- TASK DESCRIPTION:
Scan the following material for the string "type" and copy each line in which it appears.

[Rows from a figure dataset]
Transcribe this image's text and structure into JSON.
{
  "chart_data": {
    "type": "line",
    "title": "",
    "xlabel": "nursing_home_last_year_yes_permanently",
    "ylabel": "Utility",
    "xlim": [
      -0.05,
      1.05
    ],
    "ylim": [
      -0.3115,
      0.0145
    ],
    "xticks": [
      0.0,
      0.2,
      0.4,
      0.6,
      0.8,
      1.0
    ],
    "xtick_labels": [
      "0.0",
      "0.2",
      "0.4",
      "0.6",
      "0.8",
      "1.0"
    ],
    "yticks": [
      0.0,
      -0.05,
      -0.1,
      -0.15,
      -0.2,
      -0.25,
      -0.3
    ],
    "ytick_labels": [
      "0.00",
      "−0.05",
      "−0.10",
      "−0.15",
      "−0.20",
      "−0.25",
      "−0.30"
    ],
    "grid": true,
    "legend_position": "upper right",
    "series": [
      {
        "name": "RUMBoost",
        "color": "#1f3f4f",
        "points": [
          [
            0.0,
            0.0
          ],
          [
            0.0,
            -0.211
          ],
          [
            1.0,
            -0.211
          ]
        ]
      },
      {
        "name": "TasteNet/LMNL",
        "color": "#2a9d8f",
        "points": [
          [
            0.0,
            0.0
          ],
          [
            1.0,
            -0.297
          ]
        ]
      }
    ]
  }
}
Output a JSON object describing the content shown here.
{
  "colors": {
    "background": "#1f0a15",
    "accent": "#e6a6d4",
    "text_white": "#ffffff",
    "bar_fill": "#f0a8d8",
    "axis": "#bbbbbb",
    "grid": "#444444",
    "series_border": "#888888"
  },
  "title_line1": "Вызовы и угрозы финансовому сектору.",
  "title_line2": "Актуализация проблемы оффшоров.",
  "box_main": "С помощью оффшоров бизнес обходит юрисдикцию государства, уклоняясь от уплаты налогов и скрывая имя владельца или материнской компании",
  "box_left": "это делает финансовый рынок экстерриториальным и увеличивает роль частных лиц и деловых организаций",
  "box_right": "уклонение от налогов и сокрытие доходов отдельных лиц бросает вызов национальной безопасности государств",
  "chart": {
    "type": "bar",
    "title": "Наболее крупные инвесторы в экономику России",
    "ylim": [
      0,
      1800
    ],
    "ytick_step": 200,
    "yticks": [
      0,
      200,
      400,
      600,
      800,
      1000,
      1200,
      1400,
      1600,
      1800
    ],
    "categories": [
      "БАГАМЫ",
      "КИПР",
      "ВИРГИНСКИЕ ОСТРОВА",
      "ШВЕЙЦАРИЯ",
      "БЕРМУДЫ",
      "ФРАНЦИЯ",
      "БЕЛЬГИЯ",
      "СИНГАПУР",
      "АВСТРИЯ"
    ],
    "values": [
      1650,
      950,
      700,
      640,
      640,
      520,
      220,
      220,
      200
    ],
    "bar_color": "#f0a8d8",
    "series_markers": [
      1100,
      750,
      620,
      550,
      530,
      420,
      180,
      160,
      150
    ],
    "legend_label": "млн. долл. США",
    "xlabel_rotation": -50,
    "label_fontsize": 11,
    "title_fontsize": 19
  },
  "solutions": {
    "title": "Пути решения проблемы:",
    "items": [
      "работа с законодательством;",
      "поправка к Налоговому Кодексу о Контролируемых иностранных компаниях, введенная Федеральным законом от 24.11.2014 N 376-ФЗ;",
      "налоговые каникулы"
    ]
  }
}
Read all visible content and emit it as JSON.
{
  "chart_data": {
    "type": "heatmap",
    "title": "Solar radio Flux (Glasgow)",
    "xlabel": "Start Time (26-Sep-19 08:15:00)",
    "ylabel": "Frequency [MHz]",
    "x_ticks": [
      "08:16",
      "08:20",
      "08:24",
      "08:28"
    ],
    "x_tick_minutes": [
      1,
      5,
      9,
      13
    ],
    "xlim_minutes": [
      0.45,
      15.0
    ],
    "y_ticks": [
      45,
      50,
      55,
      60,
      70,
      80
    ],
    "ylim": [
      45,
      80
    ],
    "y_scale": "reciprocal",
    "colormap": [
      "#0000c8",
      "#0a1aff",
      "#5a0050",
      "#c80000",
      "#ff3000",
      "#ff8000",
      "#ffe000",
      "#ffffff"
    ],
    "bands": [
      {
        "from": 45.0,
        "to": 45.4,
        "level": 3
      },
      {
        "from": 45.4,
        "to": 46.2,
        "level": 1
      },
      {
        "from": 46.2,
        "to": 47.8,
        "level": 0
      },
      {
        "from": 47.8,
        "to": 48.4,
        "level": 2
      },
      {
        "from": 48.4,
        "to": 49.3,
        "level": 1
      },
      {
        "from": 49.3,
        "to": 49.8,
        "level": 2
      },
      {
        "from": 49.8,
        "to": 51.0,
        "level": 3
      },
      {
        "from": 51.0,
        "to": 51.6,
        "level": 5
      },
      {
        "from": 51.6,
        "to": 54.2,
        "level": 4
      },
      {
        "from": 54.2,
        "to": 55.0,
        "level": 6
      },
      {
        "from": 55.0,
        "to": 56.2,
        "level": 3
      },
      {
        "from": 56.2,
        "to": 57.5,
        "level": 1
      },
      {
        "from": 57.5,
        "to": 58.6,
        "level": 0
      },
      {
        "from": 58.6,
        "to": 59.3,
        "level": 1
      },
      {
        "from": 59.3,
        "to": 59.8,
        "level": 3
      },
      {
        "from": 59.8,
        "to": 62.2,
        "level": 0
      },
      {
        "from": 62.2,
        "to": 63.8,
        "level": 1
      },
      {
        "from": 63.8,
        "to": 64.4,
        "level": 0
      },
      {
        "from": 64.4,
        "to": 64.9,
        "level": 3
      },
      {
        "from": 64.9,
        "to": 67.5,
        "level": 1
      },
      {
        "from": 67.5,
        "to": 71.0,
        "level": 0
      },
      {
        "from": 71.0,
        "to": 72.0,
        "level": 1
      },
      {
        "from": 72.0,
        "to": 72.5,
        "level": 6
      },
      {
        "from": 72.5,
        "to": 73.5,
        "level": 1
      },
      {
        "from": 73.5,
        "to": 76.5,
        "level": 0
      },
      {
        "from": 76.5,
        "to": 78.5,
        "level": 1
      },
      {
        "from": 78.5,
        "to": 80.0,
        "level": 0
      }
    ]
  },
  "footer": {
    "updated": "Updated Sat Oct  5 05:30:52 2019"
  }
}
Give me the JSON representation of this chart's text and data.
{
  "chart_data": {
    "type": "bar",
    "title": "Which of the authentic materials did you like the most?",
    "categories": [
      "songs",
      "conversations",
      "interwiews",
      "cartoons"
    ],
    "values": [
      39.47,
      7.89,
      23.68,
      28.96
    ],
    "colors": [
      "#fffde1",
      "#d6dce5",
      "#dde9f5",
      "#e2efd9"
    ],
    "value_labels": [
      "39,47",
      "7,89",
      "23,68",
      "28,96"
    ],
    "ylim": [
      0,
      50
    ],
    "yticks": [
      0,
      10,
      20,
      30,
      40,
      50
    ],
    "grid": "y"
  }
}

- THE OUTPUT:
    "type": "line",
    "type": "bar",
    "type": "heatmap",
    "type": "bar",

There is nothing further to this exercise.